◆ **Exercise description**
In the data below, find every line that has the string "Extract", and copy it.

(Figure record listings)
- - -

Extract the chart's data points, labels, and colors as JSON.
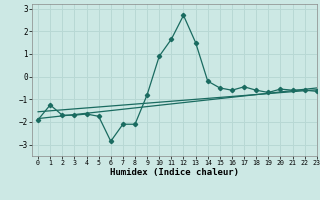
{
  "title": "",
  "xlabel": "Humidex (Indice chaleur)",
  "ylabel": "",
  "background_color": "#cce8e4",
  "grid_color": "#b8d8d4",
  "line_color": "#1a6b60",
  "xlim": [
    -0.5,
    23
  ],
  "ylim": [
    -3.5,
    3.2
  ],
  "yticks": [
    -3,
    -2,
    -1,
    0,
    1,
    2,
    3
  ],
  "xticks": [
    0,
    1,
    2,
    3,
    4,
    5,
    6,
    7,
    8,
    9,
    10,
    11,
    12,
    13,
    14,
    15,
    16,
    17,
    18,
    19,
    20,
    21,
    22,
    23
  ],
  "line1_x": [
    0,
    1,
    2,
    3,
    4,
    5,
    6,
    7,
    8,
    9,
    10,
    11,
    12,
    13,
    14,
    15,
    16,
    17,
    18,
    19,
    20,
    21,
    22,
    23
  ],
  "line1_y": [
    -1.9,
    -1.25,
    -1.7,
    -1.7,
    -1.65,
    -1.75,
    -2.85,
    -2.1,
    -2.1,
    -0.8,
    0.9,
    1.65,
    2.7,
    1.5,
    -0.2,
    -0.5,
    -0.6,
    -0.45,
    -0.6,
    -0.7,
    -0.55,
    -0.6,
    -0.6,
    -0.65
  ],
  "line2_x": [
    0,
    23
  ],
  "line2_y": [
    -1.55,
    -0.58
  ],
  "line3_x": [
    0,
    23
  ],
  "line3_y": [
    -1.85,
    -0.5
  ]
}
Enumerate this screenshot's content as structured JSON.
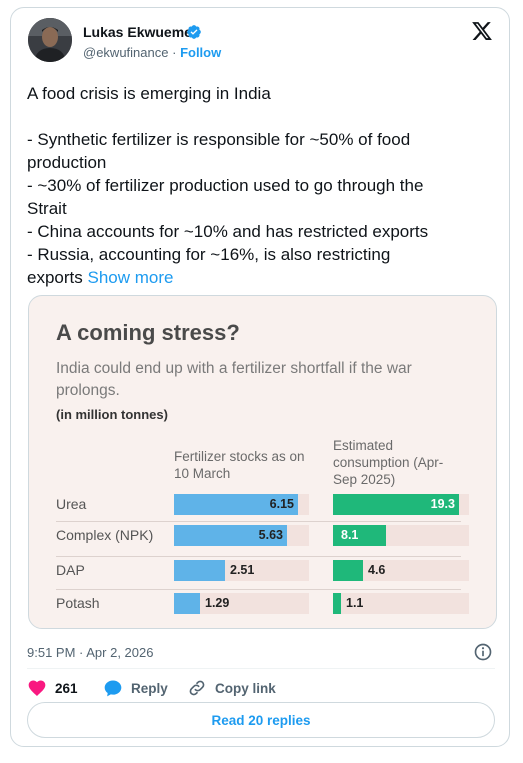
{
  "author": {
    "name": "Lukas Ekwueme",
    "handle": "@ekwufinance",
    "separator": "·",
    "follow_label": "Follow"
  },
  "tweet": {
    "lines": [
      "A food crisis is emerging in India",
      "- Synthetic fertilizer is responsible for ~50% of food",
      "production",
      "- ~30% of fertilizer production used to go through the",
      "Strait",
      "- China accounts for ~10% and has restricted exports",
      "- Russia, accounting for ~16%, is also restricting",
      "exports"
    ],
    "show_more": "Show more"
  },
  "chart_data": {
    "type": "table",
    "title": "A coming stress?",
    "subtitle": "India could end up with a fertilizer shortfall if the war prolongs.",
    "unit": "(in million tonnes)",
    "columns": [
      "Fertilizer stocks as on 10 March",
      "Estimated consumption (Apr-Sep 2025)"
    ],
    "categories": [
      "Urea",
      "Complex (NPK)",
      "DAP",
      "Potash"
    ],
    "series": [
      {
        "name": "Fertilizer stocks as on 10 March",
        "values": [
          6.15,
          5.63,
          2.51,
          1.29
        ],
        "color": "#5fb3e8"
      },
      {
        "name": "Estimated consumption (Apr-Sep 2025)",
        "values": [
          19.3,
          8.1,
          4.6,
          1.1
        ],
        "color": "#1fb87a"
      }
    ],
    "labels": [
      [
        "6.15",
        "5.63",
        "2.51",
        "1.29"
      ],
      [
        "19.3",
        "8.1",
        "4.6",
        "1.1"
      ]
    ],
    "col_max": [
      6.7,
      20.8
    ]
  },
  "footer": {
    "timestamp": "9:51 PM · Apr 2, 2026",
    "likes": "261",
    "reply_label": "Reply",
    "copy_link_label": "Copy link",
    "read_replies_label": "Read 20 replies"
  },
  "colors": {
    "accent": "#1d9bf0",
    "like": "#f91880"
  },
  "icons": [
    "verified-badge-icon",
    "x-logo-icon",
    "info-icon",
    "heart-icon",
    "reply-bubble-icon",
    "link-icon"
  ]
}
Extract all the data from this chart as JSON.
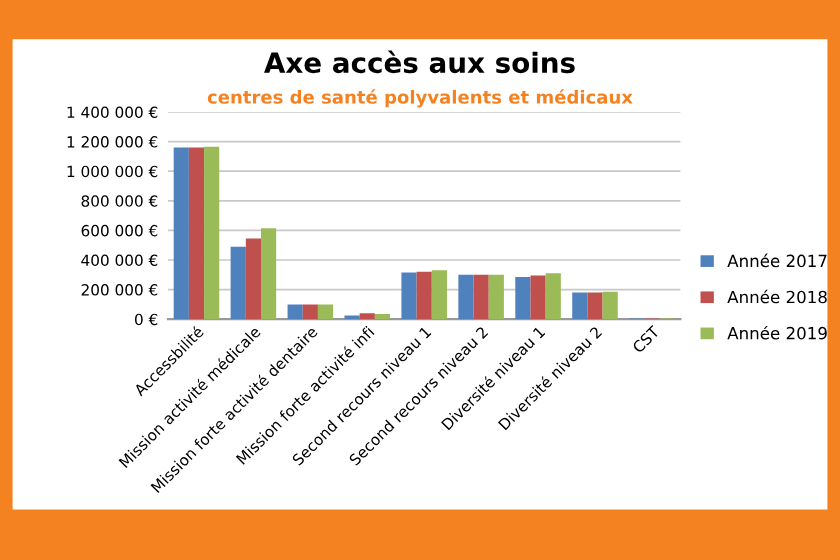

- - -

◆ **Exercise output**
Extract the chart's data points, labels, and colors as JSON.
Extract all the data from this chart as JSON.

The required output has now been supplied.